Work to complete>
Which lines hold the string "подпрограммы"? Copy every one of them.

Stored records>
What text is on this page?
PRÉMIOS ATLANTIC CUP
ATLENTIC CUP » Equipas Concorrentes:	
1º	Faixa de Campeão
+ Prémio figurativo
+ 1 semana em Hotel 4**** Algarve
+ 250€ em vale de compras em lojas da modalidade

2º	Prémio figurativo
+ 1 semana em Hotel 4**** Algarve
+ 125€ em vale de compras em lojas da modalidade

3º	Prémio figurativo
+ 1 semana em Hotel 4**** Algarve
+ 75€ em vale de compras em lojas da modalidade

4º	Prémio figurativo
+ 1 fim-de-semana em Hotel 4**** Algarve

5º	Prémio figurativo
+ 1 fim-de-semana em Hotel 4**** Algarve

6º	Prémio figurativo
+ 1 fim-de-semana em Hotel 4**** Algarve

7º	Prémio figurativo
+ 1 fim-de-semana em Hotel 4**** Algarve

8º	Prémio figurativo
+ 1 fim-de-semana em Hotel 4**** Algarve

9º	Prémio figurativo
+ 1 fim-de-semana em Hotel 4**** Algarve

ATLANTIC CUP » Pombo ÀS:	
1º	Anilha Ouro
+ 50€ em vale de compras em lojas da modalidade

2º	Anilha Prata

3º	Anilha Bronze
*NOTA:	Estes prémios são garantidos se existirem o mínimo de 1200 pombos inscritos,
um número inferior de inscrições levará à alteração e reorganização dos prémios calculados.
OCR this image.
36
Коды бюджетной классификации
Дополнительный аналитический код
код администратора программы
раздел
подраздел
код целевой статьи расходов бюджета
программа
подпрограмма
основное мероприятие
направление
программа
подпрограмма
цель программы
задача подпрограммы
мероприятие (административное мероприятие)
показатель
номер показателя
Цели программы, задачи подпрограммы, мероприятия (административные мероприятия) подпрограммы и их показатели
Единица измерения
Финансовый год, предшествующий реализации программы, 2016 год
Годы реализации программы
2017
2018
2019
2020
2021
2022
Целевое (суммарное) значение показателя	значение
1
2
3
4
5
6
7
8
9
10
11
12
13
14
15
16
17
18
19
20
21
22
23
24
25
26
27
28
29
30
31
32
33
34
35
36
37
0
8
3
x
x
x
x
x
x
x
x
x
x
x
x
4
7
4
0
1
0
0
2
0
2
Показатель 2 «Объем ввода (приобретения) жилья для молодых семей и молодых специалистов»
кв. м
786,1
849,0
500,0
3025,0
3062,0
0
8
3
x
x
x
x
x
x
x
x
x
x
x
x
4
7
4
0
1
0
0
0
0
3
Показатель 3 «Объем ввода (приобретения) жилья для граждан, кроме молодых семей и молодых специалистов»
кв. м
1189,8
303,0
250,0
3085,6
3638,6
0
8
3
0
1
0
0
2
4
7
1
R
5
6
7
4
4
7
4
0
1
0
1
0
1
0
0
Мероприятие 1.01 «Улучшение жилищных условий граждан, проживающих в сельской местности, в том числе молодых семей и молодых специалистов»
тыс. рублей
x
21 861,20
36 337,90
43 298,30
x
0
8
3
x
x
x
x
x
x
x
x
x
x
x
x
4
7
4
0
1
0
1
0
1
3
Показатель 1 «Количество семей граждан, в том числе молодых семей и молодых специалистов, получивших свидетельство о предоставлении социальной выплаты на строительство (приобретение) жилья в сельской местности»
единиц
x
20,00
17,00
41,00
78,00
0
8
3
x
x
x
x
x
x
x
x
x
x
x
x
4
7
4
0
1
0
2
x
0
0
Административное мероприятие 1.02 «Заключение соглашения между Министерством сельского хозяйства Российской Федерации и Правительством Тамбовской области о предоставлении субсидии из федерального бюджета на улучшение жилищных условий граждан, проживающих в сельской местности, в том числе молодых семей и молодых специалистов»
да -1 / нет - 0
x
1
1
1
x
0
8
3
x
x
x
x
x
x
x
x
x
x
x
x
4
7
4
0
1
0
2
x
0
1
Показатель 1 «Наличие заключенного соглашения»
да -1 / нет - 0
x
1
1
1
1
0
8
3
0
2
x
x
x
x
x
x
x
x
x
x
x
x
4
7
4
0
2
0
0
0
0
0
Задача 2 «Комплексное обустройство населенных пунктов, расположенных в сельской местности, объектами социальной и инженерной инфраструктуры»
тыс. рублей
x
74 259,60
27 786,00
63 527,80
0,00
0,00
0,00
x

The answer>
задача подпрограммы
Цели программы, задачи подпрограммы, мероприятия (административные мероприятия) подпрограммы и их показатели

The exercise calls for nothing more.